(Records about charts and figures)
....................
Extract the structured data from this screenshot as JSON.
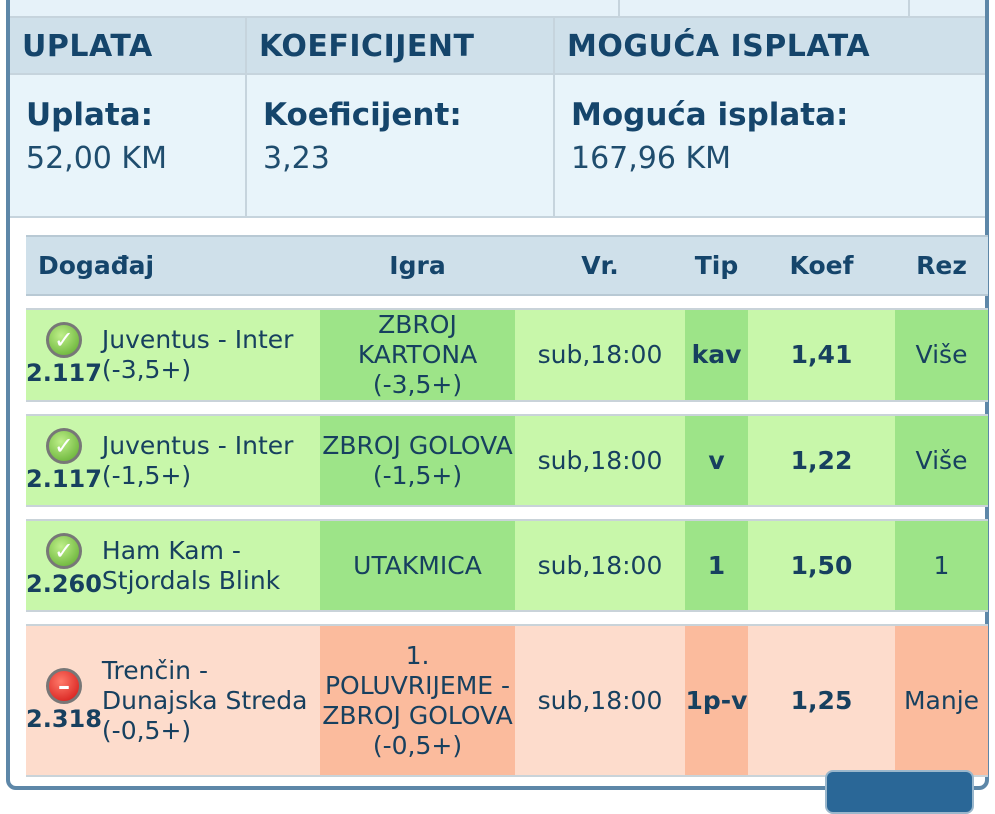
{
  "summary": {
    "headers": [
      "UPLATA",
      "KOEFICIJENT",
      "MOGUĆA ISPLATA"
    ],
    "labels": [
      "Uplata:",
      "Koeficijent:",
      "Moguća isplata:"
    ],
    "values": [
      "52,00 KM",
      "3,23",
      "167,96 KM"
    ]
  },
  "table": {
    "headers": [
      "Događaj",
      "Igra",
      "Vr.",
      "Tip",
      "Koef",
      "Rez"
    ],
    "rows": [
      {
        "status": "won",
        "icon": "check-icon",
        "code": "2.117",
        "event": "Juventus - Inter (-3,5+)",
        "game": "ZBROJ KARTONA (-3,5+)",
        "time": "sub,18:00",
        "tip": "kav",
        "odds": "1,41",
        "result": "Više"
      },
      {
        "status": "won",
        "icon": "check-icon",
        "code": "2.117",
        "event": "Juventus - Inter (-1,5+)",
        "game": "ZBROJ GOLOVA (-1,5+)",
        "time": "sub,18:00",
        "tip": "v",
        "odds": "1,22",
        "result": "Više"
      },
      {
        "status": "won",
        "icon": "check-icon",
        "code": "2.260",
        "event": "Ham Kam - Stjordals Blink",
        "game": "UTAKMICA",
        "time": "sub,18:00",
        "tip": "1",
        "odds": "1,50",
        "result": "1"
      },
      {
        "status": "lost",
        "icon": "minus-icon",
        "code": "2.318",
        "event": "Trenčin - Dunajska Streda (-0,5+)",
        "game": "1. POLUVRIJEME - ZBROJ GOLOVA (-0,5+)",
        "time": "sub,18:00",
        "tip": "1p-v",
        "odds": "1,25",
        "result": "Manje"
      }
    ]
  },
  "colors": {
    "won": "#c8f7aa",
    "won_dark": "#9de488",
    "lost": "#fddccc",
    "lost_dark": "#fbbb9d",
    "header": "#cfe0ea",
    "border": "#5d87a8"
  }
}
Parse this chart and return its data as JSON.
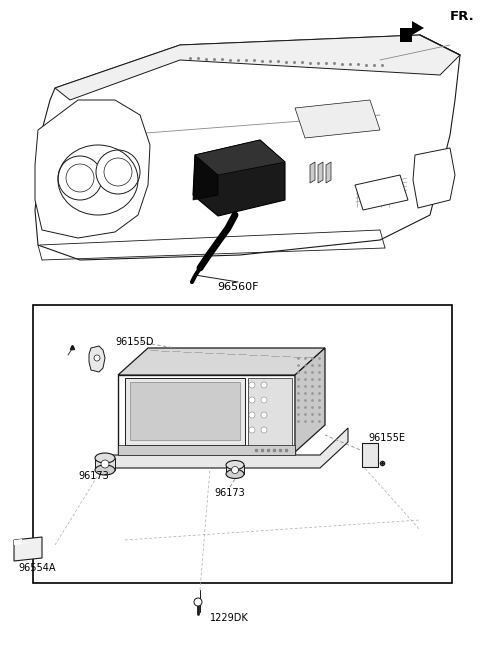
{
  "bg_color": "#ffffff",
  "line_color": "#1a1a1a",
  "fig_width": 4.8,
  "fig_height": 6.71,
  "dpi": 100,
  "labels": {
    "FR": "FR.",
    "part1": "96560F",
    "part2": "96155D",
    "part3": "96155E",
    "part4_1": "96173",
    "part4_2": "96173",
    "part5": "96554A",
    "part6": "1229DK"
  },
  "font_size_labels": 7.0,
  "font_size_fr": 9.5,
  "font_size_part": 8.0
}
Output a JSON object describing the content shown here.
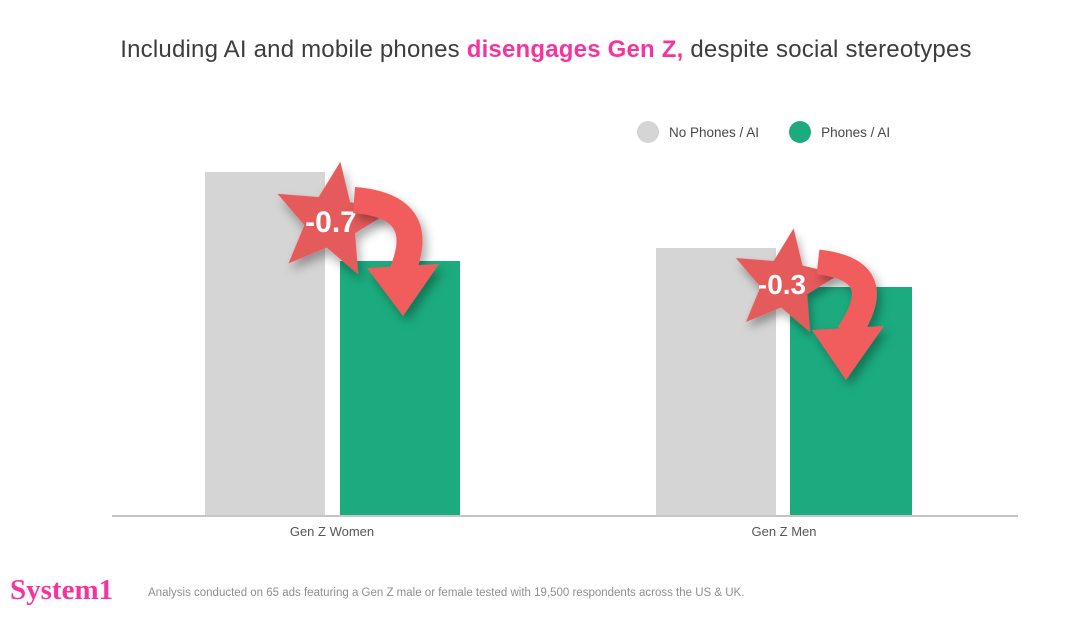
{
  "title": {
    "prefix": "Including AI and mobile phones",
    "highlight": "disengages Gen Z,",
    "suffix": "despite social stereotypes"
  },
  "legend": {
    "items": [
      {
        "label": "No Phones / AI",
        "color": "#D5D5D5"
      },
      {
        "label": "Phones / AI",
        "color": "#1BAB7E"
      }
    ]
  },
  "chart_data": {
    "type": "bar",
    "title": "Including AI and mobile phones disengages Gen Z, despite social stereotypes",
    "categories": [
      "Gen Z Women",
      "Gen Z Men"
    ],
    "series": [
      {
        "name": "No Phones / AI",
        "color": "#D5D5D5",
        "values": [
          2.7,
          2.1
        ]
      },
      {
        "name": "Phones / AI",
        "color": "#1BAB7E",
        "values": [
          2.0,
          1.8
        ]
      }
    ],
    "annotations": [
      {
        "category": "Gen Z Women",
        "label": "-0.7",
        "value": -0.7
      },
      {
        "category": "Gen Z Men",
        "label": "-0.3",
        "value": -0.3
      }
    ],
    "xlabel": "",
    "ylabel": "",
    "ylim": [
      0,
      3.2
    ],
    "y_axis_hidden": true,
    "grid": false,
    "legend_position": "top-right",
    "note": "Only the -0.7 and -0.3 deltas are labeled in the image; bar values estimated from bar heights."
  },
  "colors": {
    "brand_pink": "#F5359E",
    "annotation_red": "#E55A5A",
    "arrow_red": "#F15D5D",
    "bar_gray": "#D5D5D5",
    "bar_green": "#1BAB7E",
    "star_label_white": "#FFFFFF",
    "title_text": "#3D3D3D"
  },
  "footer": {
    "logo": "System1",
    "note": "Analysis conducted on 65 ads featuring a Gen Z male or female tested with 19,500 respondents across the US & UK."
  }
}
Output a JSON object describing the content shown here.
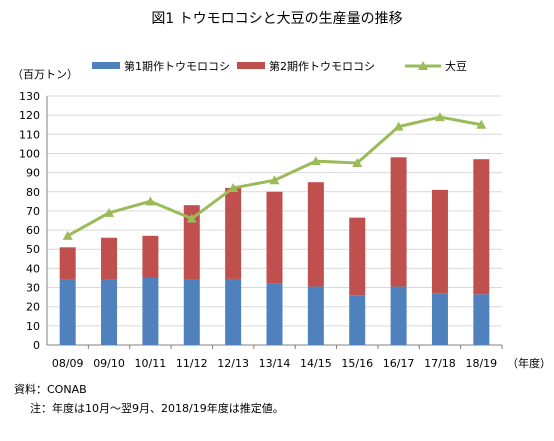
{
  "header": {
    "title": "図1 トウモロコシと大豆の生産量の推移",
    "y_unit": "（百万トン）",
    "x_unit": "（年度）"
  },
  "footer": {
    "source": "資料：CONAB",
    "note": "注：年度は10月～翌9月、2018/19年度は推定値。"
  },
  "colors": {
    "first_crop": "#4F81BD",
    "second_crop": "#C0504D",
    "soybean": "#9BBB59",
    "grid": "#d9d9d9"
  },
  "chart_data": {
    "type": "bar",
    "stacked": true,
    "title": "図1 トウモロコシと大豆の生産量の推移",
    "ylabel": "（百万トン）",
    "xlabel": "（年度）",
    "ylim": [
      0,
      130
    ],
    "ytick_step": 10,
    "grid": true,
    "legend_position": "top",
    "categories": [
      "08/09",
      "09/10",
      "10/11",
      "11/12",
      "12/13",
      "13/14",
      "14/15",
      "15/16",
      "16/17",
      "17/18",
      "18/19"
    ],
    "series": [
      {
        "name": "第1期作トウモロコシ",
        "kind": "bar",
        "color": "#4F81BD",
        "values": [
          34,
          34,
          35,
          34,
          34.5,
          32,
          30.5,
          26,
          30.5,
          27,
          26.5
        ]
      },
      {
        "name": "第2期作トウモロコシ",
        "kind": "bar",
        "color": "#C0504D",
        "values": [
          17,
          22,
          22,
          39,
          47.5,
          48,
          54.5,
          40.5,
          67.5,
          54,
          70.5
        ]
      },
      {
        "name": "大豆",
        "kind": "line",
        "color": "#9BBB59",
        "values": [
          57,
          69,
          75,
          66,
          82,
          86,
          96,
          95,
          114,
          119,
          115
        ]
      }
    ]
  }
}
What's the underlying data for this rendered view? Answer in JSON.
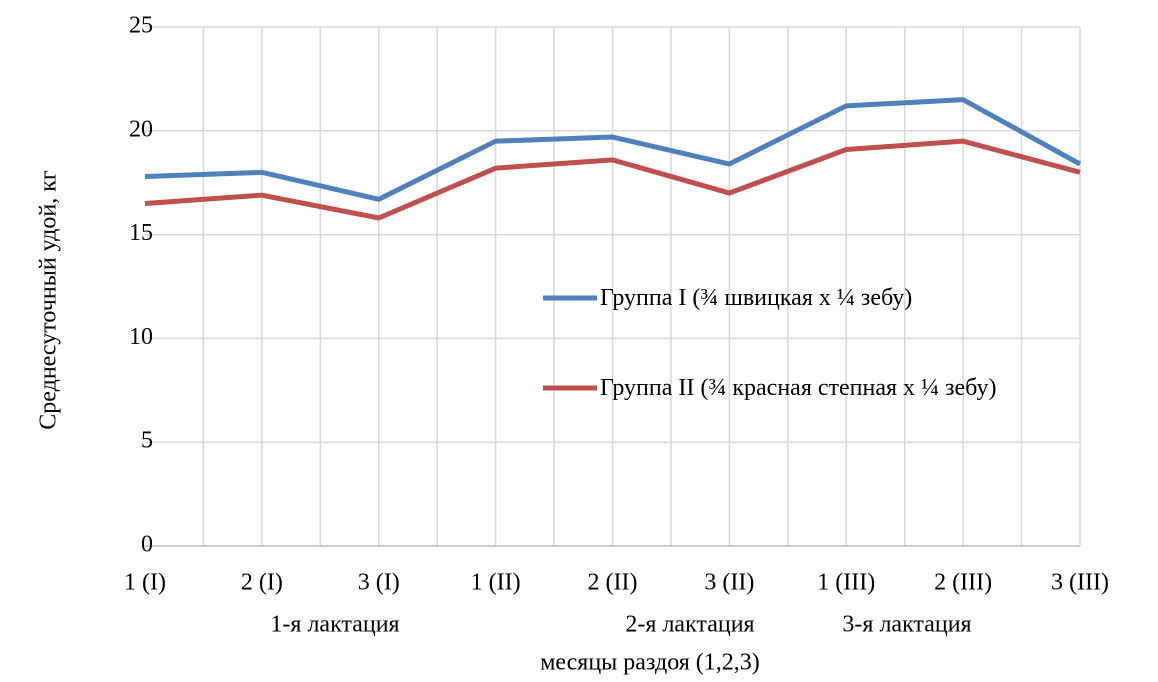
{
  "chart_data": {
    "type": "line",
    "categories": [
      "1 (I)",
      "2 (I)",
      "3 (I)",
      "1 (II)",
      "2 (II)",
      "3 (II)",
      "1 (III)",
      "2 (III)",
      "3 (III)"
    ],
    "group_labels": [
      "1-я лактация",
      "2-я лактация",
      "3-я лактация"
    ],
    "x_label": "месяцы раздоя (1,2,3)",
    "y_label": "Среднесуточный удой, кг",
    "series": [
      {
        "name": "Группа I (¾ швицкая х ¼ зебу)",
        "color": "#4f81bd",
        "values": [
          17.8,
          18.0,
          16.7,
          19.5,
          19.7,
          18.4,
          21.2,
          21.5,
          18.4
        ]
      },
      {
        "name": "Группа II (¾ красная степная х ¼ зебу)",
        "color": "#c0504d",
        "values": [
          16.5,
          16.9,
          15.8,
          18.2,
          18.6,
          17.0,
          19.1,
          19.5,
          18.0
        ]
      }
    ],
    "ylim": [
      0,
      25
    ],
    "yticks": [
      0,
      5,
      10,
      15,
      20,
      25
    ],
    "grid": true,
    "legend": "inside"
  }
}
....................
**DO THIS**
Restate each entry word for word, please, but drop any images it holds.

**EXERCISE RESULT**
Extract the structured data from this screenshot as JSON.
{
  "summary": {
    "headers": [
      "UPLATA",
      "KOEFICIJENT",
      "MOGUĆA ISPLATA"
    ],
    "labels": [
      "Uplata:",
      "Koeficijent:",
      "Moguća isplata:"
    ],
    "values": [
      "52,00 KM",
      "3,23",
      "167,96 KM"
    ]
  },
  "table": {
    "headers": [
      "Događaj",
      "Igra",
      "Vr.",
      "Tip",
      "Koef",
      "Rez"
    ],
    "rows": [
      {
        "status": "won",
        "icon": "check-icon",
        "code": "2.117",
        "event": "Juventus - Inter (-3,5+)",
        "game": "ZBROJ KARTONA (-3,5+)",
        "time": "sub,18:00",
        "tip": "kav",
        "odds": "1,41",
        "result": "Više"
      },
      {
        "status": "won",
        "icon": "check-icon",
        "code": "2.117",
        "event": "Juventus - Inter (-1,5+)",
        "game": "ZBROJ GOLOVA (-1,5+)",
        "time": "sub,18:00",
        "tip": "v",
        "odds": "1,22",
        "result": "Više"
      },
      {
        "status": "won",
        "icon": "check-icon",
        "code": "2.260",
        "event": "Ham Kam - Stjordals Blink",
        "game": "UTAKMICA",
        "time": "sub,18:00",
        "tip": "1",
        "odds": "1,50",
        "result": "1"
      },
      {
        "status": "lost",
        "icon": "minus-icon",
        "code": "2.318",
        "event": "Trenčin - Dunajska Streda (-0,5+)",
        "game": "1. POLUVRIJEME - ZBROJ GOLOVA (-0,5+)",
        "time": "sub,18:00",
        "tip": "1p-v",
        "odds": "1,25",
        "result": "Manje"
      }
    ]
  },
  "colors": {
    "won": "#c8f7aa",
    "won_dark": "#9de488",
    "lost": "#fddccc",
    "lost_dark": "#fbbb9d",
    "header": "#cfe0ea",
    "border": "#5d87a8"
  }
}
Parse this chart and return its data as JSON.
{
  "bg_color": "#ffffff",
  "line_color": "#1a1a1a",
  "fig_width": 4.8,
  "fig_height": 6.71,
  "dpi": 100,
  "labels": {
    "FR": "FR.",
    "part1": "96560F",
    "part2": "96155D",
    "part3": "96155E",
    "part4_1": "96173",
    "part4_2": "96173",
    "part5": "96554A",
    "part6": "1229DK"
  },
  "font_size_labels": 7.0,
  "font_size_fr": 9.5,
  "font_size_part": 8.0
}
Output a JSON object describing the content shown here.
{
  "title": {
    "prefix": "Including AI and mobile phones",
    "highlight": "disengages Gen Z,",
    "suffix": "despite social stereotypes"
  },
  "legend": {
    "items": [
      {
        "label": "No Phones / AI",
        "color": "#D5D5D5"
      },
      {
        "label": "Phones / AI",
        "color": "#1BAB7E"
      }
    ]
  },
  "chart_data": {
    "type": "bar",
    "title": "Including AI and mobile phones disengages Gen Z, despite social stereotypes",
    "categories": [
      "Gen Z Women",
      "Gen Z Men"
    ],
    "series": [
      {
        "name": "No Phones / AI",
        "color": "#D5D5D5",
        "values": [
          2.7,
          2.1
        ]
      },
      {
        "name": "Phones / AI",
        "color": "#1BAB7E",
        "values": [
          2.0,
          1.8
        ]
      }
    ],
    "annotations": [
      {
        "category": "Gen Z Women",
        "label": "-0.7",
        "value": -0.7
      },
      {
        "category": "Gen Z Men",
        "label": "-0.3",
        "value": -0.3
      }
    ],
    "xlabel": "",
    "ylabel": "",
    "ylim": [
      0,
      3.2
    ],
    "y_axis_hidden": true,
    "grid": false,
    "legend_position": "top-right",
    "note": "Only the -0.7 and -0.3 deltas are labeled in the image; bar values estimated from bar heights."
  },
  "colors": {
    "brand_pink": "#F5359E",
    "annotation_red": "#E55A5A",
    "arrow_red": "#F15D5D",
    "bar_gray": "#D5D5D5",
    "bar_green": "#1BAB7E",
    "star_label_white": "#FFFFFF",
    "title_text": "#3D3D3D"
  },
  "footer": {
    "logo": "System1",
    "note": "Analysis conducted on 65 ads featuring a Gen Z male or female tested with 19,500 respondents across the US & UK."
  }
}
Output a JSON object describing the content shown here.
{
  "header": {
    "title": "図1 トウモロコシと大豆の生産量の推移",
    "y_unit": "（百万トン）",
    "x_unit": "（年度）"
  },
  "footer": {
    "source": "資料：CONAB",
    "note": "注：年度は10月～翌9月、2018/19年度は推定値。"
  },
  "colors": {
    "first_crop": "#4F81BD",
    "second_crop": "#C0504D",
    "soybean": "#9BBB59",
    "grid": "#d9d9d9"
  },
  "chart_data": {
    "type": "bar",
    "stacked": true,
    "title": "図1 トウモロコシと大豆の生産量の推移",
    "ylabel": "（百万トン）",
    "xlabel": "（年度）",
    "ylim": [
      0,
      130
    ],
    "ytick_step": 10,
    "grid": true,
    "legend_position": "top",
    "categories": [
      "08/09",
      "09/10",
      "10/11",
      "11/12",
      "12/13",
      "13/14",
      "14/15",
      "15/16",
      "16/17",
      "17/18",
      "18/19"
    ],
    "series": [
      {
        "name": "第1期作トウモロコシ",
        "kind": "bar",
        "color": "#4F81BD",
        "values": [
          34,
          34,
          35,
          34,
          34.5,
          32,
          30.5,
          26,
          30.5,
          27,
          26.5
        ]
      },
      {
        "name": "第2期作トウモロコシ",
        "kind": "bar",
        "color": "#C0504D",
        "values": [
          17,
          22,
          22,
          39,
          47.5,
          48,
          54.5,
          40.5,
          67.5,
          54,
          70.5
        ]
      },
      {
        "name": "大豆",
        "kind": "line",
        "color": "#9BBB59",
        "values": [
          57,
          69,
          75,
          66,
          82,
          86,
          96,
          95,
          114,
          119,
          115
        ]
      }
    ]
  }
}
What's the underlying data for this rendered view? Answer in JSON.
{
  "chart_data": {
    "type": "line",
    "categories": [
      "1 (I)",
      "2 (I)",
      "3 (I)",
      "1 (II)",
      "2 (II)",
      "3 (II)",
      "1 (III)",
      "2 (III)",
      "3 (III)"
    ],
    "group_labels": [
      "1-я лактация",
      "2-я лактация",
      "3-я лактация"
    ],
    "x_label": "месяцы раздоя (1,2,3)",
    "y_label": "Среднесуточный удой, кг",
    "series": [
      {
        "name": "Группа I (¾ швицкая х ¼ зебу)",
        "color": "#4f81bd",
        "values": [
          17.8,
          18.0,
          16.7,
          19.5,
          19.7,
          18.4,
          21.2,
          21.5,
          18.4
        ]
      },
      {
        "name": "Группа II (¾ красная степная х ¼ зебу)",
        "color": "#c0504d",
        "values": [
          16.5,
          16.9,
          15.8,
          18.2,
          18.6,
          17.0,
          19.1,
          19.5,
          18.0
        ]
      }
    ],
    "ylim": [
      0,
      25
    ],
    "yticks": [
      0,
      5,
      10,
      15,
      20,
      25
    ],
    "grid": true,
    "legend": "inside"
  }
}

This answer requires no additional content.